# [Task brief]
Write out every line of the material exactly as it appears.

Stored data
________________________
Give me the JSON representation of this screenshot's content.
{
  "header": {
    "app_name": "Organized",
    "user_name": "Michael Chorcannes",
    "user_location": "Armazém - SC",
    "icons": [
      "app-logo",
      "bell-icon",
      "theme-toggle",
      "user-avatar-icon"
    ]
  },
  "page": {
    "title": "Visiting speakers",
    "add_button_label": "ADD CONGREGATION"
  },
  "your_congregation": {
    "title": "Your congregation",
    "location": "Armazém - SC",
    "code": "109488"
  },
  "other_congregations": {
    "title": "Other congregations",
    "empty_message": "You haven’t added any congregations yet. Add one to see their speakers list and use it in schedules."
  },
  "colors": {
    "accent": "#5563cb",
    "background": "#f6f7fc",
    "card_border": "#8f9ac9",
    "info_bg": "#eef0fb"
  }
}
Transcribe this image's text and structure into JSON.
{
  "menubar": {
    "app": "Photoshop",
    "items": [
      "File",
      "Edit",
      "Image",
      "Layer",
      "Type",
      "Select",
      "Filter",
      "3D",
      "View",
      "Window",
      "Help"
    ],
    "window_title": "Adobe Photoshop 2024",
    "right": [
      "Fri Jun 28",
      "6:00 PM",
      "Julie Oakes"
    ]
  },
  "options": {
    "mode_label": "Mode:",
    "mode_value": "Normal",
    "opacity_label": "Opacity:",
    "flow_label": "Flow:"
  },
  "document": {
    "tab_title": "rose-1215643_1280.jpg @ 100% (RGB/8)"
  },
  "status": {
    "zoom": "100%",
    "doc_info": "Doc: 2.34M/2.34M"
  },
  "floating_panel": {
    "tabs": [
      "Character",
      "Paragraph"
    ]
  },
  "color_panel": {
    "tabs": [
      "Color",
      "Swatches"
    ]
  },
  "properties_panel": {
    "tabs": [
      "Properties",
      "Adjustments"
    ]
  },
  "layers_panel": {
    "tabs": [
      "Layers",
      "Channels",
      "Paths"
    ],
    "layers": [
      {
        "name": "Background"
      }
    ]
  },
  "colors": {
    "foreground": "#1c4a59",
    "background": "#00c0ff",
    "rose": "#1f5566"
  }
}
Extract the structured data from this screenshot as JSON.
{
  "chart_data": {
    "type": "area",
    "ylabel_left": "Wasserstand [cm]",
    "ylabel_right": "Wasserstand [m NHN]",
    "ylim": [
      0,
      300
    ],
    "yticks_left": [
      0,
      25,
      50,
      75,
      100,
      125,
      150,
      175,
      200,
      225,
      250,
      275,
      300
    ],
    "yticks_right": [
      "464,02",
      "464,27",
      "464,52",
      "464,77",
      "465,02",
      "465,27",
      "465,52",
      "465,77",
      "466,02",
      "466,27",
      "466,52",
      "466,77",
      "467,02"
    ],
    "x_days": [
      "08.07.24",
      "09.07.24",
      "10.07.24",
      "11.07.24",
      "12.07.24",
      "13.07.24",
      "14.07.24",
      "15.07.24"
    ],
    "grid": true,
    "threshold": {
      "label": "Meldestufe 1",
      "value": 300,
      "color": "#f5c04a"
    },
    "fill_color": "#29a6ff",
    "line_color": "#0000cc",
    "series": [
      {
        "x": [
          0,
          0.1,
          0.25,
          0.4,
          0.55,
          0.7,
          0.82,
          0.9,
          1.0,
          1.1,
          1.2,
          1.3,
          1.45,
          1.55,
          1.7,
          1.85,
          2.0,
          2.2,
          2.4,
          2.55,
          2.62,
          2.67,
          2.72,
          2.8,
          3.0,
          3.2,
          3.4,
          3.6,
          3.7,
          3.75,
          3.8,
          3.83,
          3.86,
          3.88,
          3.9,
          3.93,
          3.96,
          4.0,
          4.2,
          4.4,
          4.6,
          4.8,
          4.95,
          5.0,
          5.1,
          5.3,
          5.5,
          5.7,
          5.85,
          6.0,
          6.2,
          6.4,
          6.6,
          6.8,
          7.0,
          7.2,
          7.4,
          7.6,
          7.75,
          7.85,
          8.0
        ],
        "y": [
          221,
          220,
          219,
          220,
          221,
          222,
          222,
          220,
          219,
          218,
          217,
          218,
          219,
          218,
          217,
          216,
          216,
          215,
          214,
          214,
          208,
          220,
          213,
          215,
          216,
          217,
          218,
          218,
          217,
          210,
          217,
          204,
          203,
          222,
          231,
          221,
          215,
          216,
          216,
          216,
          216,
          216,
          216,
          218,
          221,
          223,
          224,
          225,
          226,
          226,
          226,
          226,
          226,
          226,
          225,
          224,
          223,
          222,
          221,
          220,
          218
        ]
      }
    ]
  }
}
________________________
# [Exercise result]
Give me the JSON representation of this screenshot's content.
{
  "header": {
    "app_name": "Organized",
    "user_name": "Michael Chorcannes",
    "user_location": "Armazém - SC",
    "icons": [
      "app-logo",
      "bell-icon",
      "theme-toggle",
      "user-avatar-icon"
    ]
  },
  "page": {
    "title": "Visiting speakers",
    "add_button_label": "ADD CONGREGATION"
  },
  "your_congregation": {
    "title": "Your congregation",
    "location": "Armazém - SC",
    "code": "109488"
  },
  "other_congregations": {
    "title": "Other congregations",
    "empty_message": "You haven’t added any congregations yet. Add one to see their speakers list and use it in schedules."
  },
  "colors": {
    "accent": "#5563cb",
    "background": "#f6f7fc",
    "card_border": "#8f9ac9",
    "info_bg": "#eef0fb"
  }
}
Transcribe this image's text and structure into JSON.
{
  "menubar": {
    "app": "Photoshop",
    "items": [
      "File",
      "Edit",
      "Image",
      "Layer",
      "Type",
      "Select",
      "Filter",
      "3D",
      "View",
      "Window",
      "Help"
    ],
    "window_title": "Adobe Photoshop 2024",
    "right": [
      "Fri Jun 28",
      "6:00 PM",
      "Julie Oakes"
    ]
  },
  "options": {
    "mode_label": "Mode:",
    "mode_value": "Normal",
    "opacity_label": "Opacity:",
    "flow_label": "Flow:"
  },
  "document": {
    "tab_title": "rose-1215643_1280.jpg @ 100% (RGB/8)"
  },
  "status": {
    "zoom": "100%",
    "doc_info": "Doc: 2.34M/2.34M"
  },
  "floating_panel": {
    "tabs": [
      "Character",
      "Paragraph"
    ]
  },
  "color_panel": {
    "tabs": [
      "Color",
      "Swatches"
    ]
  },
  "properties_panel": {
    "tabs": [
      "Properties",
      "Adjustments"
    ]
  },
  "layers_panel": {
    "tabs": [
      "Layers",
      "Channels",
      "Paths"
    ],
    "layers": [
      {
        "name": "Background"
      }
    ]
  },
  "colors": {
    "foreground": "#1c4a59",
    "background": "#00c0ff",
    "rose": "#1f5566"
  }
}
Extract the structured data from this screenshot as JSON.
{
  "chart_data": {
    "type": "area",
    "ylabel_left": "Wasserstand [cm]",
    "ylabel_right": "Wasserstand [m NHN]",
    "ylim": [
      0,
      300
    ],
    "yticks_left": [
      0,
      25,
      50,
      75,
      100,
      125,
      150,
      175,
      200,
      225,
      250,
      275,
      300
    ],
    "yticks_right": [
      "464,02",
      "464,27",
      "464,52",
      "464,77",
      "465,02",
      "465,27",
      "465,52",
      "465,77",
      "466,02",
      "466,27",
      "466,52",
      "466,77",
      "467,02"
    ],
    "x_days": [
      "08.07.24",
      "09.07.24",
      "10.07.24",
      "11.07.24",
      "12.07.24",
      "13.07.24",
      "14.07.24",
      "15.07.24"
    ],
    "grid": true,
    "threshold": {
      "label": "Meldestufe 1",
      "value": 300,
      "color": "#f5c04a"
    },
    "fill_color": "#29a6ff",
    "line_color": "#0000cc",
    "series": [
      {
        "x": [
          0,
          0.1,
          0.25,
          0.4,
          0.55,
          0.7,
          0.82,
          0.9,
          1.0,
          1.1,
          1.2,
          1.3,
          1.45,
          1.55,
          1.7,
          1.85,
          2.0,
          2.2,
          2.4,
          2.55,
          2.62,
          2.67,
          2.72,
          2.8,
          3.0,
          3.2,
          3.4,
          3.6,
          3.7,
          3.75,
          3.8,
          3.83,
          3.86,
          3.88,
          3.9,
          3.93,
          3.96,
          4.0,
          4.2,
          4.4,
          4.6,
          4.8,
          4.95,
          5.0,
          5.1,
          5.3,
          5.5,
          5.7,
          5.85,
          6.0,
          6.2,
          6.4,
          6.6,
          6.8,
          7.0,
          7.2,
          7.4,
          7.6,
          7.75,
          7.85,
          8.0
        ],
        "y": [
          221,
          220,
          219,
          220,
          221,
          222,
          222,
          220,
          219,
          218,
          217,
          218,
          219,
          218,
          217,
          216,
          216,
          215,
          214,
          214,
          208,
          220,
          213,
          215,
          216,
          217,
          218,
          218,
          217,
          210,
          217,
          204,
          203,
          222,
          231,
          221,
          215,
          216,
          216,
          216,
          216,
          216,
          216,
          218,
          221,
          223,
          224,
          225,
          226,
          226,
          226,
          226,
          226,
          226,
          225,
          224,
          223,
          222,
          221,
          220,
          218
        ]
      }
    ]
  }
}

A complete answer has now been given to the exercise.